● Work required
Set down exactly the lines from the one containing "Read this page and output its text content." through the end of the records below, both included, and nothing else.

Begin The data

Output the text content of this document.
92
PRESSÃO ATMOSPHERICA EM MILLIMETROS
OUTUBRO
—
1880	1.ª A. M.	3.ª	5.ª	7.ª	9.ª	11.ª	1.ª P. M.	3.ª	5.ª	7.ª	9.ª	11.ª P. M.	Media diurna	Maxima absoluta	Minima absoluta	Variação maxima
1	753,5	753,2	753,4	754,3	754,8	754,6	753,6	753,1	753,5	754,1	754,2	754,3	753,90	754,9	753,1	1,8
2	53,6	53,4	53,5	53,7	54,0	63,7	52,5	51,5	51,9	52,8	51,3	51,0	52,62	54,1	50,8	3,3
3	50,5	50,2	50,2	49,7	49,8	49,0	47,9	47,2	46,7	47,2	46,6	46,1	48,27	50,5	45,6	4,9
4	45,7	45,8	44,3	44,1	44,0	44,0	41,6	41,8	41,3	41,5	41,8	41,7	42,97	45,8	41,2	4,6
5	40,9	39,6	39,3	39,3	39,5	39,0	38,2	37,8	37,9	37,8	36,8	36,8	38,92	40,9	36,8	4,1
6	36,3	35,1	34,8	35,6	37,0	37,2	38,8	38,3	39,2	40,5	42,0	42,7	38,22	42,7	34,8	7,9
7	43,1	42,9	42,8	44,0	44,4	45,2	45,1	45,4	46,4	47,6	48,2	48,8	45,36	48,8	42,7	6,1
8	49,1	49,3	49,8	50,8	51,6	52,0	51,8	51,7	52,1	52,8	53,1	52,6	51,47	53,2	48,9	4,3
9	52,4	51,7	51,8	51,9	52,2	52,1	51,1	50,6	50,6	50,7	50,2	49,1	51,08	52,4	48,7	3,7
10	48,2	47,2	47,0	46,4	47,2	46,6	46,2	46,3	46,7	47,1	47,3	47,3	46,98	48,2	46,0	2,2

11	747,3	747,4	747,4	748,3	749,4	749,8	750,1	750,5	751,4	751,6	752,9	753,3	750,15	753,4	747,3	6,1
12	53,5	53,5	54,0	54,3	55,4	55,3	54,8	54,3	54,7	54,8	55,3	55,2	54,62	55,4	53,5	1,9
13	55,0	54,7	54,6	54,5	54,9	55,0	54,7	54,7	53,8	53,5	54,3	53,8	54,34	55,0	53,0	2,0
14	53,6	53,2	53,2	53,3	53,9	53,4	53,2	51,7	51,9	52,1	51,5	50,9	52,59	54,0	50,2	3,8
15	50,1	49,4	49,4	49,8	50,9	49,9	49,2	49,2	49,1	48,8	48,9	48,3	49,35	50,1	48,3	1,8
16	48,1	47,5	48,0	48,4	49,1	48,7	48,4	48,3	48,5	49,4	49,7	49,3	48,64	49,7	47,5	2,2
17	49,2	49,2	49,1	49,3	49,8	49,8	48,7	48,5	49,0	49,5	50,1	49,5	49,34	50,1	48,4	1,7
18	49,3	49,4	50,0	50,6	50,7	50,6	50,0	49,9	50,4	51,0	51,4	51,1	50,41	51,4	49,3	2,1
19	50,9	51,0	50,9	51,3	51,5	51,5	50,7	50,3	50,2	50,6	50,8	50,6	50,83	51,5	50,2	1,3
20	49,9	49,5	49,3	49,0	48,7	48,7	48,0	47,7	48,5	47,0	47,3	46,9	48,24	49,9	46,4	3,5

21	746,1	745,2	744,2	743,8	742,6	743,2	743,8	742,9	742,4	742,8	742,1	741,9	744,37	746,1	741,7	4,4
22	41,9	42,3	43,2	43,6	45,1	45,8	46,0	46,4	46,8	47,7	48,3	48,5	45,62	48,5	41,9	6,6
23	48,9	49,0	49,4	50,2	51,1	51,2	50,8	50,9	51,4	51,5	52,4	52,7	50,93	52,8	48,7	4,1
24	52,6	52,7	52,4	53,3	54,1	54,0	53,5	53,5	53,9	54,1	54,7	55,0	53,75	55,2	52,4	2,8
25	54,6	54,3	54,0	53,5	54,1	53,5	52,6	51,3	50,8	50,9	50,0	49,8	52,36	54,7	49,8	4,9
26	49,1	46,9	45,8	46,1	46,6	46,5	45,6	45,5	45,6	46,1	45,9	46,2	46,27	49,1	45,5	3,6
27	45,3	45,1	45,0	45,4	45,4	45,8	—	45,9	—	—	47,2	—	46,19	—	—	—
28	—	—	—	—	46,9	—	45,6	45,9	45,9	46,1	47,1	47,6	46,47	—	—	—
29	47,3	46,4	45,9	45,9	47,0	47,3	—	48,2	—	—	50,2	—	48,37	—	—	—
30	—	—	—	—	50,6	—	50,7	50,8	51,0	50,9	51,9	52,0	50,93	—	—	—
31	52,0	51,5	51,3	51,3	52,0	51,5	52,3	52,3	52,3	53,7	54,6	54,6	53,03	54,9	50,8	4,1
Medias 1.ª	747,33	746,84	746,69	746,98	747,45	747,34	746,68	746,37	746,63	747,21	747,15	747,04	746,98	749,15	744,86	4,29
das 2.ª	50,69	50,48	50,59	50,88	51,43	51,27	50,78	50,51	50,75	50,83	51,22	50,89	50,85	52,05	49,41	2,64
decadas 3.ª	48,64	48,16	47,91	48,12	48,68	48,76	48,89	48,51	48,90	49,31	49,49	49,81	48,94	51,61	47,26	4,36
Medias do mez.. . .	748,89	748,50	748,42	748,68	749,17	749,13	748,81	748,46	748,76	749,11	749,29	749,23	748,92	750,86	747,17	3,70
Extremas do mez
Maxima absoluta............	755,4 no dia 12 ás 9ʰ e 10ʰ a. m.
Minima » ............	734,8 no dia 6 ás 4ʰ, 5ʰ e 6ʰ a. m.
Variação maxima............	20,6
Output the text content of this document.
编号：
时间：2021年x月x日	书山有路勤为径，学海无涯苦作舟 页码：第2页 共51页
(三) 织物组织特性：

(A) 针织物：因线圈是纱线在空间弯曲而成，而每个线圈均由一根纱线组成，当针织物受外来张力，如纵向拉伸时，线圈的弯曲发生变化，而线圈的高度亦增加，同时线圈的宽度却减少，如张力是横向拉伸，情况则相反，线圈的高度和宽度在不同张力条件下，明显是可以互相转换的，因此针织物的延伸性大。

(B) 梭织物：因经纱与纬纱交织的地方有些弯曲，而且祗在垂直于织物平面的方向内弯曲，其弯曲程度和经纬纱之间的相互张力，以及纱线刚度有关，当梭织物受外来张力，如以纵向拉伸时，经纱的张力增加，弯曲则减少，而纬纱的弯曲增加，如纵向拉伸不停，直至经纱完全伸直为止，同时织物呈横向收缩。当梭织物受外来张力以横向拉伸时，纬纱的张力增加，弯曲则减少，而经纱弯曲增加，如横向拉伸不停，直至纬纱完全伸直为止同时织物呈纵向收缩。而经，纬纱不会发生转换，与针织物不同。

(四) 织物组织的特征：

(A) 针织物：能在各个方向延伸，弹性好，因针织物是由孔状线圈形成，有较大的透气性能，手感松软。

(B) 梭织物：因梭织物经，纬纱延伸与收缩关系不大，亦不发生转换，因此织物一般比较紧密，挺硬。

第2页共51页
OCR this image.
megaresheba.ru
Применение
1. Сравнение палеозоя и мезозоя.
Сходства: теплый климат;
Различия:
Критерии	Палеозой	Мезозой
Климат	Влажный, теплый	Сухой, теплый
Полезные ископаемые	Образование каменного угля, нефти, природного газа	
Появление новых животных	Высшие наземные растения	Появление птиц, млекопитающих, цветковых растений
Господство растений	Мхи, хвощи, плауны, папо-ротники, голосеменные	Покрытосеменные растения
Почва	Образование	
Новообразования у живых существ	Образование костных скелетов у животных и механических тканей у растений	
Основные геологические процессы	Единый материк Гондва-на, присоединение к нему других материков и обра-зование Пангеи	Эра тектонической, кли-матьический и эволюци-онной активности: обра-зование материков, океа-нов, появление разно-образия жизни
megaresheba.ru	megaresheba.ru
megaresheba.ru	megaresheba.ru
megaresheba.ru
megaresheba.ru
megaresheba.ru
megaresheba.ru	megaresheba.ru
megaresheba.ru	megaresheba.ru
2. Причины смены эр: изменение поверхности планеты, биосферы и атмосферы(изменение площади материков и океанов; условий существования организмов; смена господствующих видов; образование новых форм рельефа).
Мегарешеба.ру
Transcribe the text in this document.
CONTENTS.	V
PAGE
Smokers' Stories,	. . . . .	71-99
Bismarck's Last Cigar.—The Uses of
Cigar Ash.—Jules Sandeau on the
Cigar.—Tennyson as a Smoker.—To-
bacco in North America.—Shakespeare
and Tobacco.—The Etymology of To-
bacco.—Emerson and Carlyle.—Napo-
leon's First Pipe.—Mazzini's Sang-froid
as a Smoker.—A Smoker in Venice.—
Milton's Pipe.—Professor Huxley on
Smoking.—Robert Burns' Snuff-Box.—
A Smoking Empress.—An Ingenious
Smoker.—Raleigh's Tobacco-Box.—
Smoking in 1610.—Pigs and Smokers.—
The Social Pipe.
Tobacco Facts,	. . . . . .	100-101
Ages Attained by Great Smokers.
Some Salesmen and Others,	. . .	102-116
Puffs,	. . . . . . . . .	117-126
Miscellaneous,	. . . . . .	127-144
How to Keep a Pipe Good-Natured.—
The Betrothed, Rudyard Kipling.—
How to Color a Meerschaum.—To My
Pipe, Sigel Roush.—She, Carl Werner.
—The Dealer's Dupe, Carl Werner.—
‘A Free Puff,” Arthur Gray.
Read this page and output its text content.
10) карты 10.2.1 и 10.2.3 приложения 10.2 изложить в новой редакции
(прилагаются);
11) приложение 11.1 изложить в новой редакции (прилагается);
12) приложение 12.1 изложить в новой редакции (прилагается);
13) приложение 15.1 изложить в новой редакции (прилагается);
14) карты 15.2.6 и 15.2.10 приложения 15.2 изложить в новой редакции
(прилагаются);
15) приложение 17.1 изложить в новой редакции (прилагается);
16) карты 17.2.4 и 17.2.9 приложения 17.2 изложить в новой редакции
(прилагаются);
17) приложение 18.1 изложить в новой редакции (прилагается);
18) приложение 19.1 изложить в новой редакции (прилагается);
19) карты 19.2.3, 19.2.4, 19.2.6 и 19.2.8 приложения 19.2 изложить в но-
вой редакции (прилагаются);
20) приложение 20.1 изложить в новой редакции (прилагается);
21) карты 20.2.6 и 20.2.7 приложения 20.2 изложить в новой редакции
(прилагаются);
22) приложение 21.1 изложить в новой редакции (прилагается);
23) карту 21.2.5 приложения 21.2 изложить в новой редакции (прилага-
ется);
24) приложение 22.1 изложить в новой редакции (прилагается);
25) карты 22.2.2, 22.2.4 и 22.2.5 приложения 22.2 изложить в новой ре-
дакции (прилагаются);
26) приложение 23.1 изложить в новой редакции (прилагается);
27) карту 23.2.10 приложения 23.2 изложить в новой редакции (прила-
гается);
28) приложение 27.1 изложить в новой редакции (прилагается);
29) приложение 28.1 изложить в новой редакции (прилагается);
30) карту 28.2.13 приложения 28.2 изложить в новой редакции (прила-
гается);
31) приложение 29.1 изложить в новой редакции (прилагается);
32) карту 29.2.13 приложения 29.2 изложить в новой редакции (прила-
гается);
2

End The data

● Solution for this problem
Read this page and output its text content.
10) карты 10.2.1 и 10.2.3 приложения 10.2 изложить в новой редакции
(прилагаются);
11) приложение 11.1 изложить в новой редакции (прилагается);
12) приложение 12.1 изложить в новой редакции (прилагается);
13) приложение 15.1 изложить в новой редакции (прилагается);
14) карты 15.2.6 и 15.2.10 приложения 15.2 изложить в новой редакции
(прилагаются);
15) приложение 17.1 изложить в новой редакции (прилагается);
16) карты 17.2.4 и 17.2.9 приложения 17.2 изложить в новой редакции
(прилагаются);
17) приложение 18.1 изложить в новой редакции (прилагается);
18) приложение 19.1 изложить в новой редакции (прилагается);
19) карты 19.2.3, 19.2.4, 19.2.6 и 19.2.8 приложения 19.2 изложить в но-
вой редакции (прилагаются);
20) приложение 20.1 изложить в новой редакции (прилагается);
21) карты 20.2.6 и 20.2.7 приложения 20.2 изложить в новой редакции
(прилагаются);
22) приложение 21.1 изложить в новой редакции (прилагается);
23) карту 21.2.5 приложения 21.2 изложить в новой редакции (прилага-
ется);
24) приложение 22.1 изложить в новой редакции (прилагается);
25) карты 22.2.2, 22.2.4 и 22.2.5 приложения 22.2 изложить в новой ре-
дакции (прилагаются);
26) приложение 23.1 изложить в новой редакции (прилагается);
27) карту 23.2.10 приложения 23.2 изложить в новой редакции (прила-
гается);
28) приложение 27.1 изложить в новой редакции (прилагается);
29) приложение 28.1 изложить в новой редакции (прилагается);
30) карту 28.2.13 приложения 28.2 изложить в новой редакции (прила-
гается);
31) приложение 29.1 изложить в новой редакции (прилагается);
32) карту 29.2.13 приложения 29.2 изложить в новой редакции (прила-
гается);
2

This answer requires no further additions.